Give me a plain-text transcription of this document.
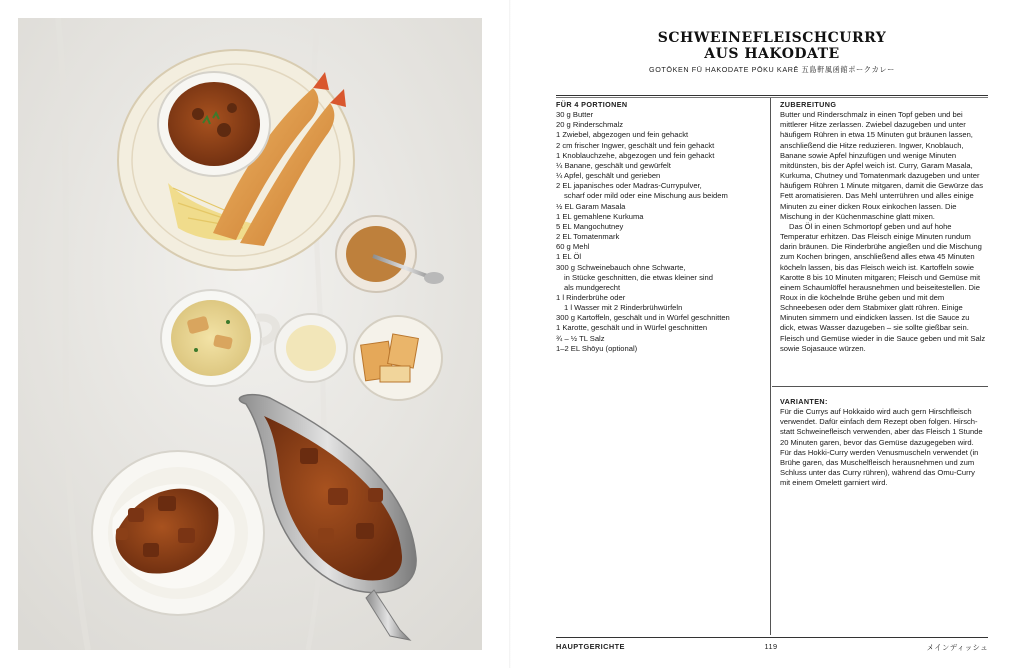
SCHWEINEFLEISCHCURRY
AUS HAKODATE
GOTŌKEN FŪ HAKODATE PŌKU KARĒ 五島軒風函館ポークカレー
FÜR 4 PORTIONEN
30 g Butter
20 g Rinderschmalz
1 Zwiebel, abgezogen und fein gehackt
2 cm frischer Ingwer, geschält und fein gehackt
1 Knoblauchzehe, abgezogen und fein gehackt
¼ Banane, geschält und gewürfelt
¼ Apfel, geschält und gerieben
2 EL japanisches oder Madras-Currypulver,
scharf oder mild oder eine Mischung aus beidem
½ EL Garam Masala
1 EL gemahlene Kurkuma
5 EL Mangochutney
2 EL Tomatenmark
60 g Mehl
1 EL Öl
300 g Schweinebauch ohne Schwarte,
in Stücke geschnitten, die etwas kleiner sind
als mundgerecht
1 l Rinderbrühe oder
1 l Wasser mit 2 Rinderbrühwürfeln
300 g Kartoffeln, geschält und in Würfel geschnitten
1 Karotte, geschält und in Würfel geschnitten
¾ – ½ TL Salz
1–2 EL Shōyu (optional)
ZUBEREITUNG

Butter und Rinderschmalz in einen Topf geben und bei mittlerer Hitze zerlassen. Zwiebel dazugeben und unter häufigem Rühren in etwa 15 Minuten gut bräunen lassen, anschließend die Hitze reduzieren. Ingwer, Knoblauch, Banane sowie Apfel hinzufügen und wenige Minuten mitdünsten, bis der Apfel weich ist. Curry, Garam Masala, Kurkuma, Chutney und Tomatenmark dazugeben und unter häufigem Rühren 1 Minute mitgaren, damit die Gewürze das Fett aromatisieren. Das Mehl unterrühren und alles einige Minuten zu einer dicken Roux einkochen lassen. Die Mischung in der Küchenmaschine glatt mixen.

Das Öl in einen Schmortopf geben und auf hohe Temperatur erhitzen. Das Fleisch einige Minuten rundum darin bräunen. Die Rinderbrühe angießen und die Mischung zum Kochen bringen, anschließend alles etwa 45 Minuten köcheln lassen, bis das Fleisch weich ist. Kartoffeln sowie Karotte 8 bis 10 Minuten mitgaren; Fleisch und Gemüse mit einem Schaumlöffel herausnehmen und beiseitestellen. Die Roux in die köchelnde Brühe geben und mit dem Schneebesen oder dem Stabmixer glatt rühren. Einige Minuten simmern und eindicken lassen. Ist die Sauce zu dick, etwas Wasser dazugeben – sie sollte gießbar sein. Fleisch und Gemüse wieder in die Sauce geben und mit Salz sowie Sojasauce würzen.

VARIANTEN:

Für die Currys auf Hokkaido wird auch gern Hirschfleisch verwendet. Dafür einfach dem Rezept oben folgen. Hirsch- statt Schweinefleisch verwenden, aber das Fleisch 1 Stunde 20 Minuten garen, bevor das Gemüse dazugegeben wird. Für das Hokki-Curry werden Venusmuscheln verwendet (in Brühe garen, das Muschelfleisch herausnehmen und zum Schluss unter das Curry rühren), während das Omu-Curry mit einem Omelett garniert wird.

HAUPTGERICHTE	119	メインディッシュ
----------
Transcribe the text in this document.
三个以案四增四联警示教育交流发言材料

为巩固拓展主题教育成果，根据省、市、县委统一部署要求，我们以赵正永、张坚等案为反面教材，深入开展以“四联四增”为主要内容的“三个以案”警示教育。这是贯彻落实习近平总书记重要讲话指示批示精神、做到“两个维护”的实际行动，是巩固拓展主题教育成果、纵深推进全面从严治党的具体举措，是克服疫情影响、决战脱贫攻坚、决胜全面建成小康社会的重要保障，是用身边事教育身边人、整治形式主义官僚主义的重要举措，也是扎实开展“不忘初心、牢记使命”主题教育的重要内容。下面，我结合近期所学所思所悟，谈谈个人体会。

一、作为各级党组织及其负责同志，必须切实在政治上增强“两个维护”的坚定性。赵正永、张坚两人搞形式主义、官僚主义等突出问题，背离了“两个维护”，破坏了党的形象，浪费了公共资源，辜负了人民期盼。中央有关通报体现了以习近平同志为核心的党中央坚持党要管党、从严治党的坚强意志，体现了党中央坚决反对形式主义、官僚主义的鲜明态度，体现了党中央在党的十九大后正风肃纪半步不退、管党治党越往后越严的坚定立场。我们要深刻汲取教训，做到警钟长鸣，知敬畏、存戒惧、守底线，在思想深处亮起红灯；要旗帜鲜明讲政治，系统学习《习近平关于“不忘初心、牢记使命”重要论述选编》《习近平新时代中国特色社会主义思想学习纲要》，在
----------
[YOUR GOAL] Which lines contain the word "Kurkuma"? Copy each of them.

[RIGHT ANSWER]
1 EL gemahlene Kurkuma
Butter und Rinderschmalz in einen Topf geben und bei mittlerer Hitze zerlassen. Zwiebel dazugeben und unter häufigem Rühren in etwa 15 Minuten gut bräunen lassen, anschließend die Hitze reduzieren. Ingwer, Knoblauch, Banane sowie Apfel hinzufügen und wenige Minuten mitdünsten, bis der Apfel weich ist. Curry, Garam Masala, Kurkuma, Chutney und Tomatenmark dazugeben und unter häufigem Rühren 1 Minute mitgaren, damit die Gewürze das Fett aromatisieren. Das Mehl unterrühren und alles einige Minuten zu einer dicken Roux einkochen lassen. Die Mischung in der Küchenmaschine glatt mixen.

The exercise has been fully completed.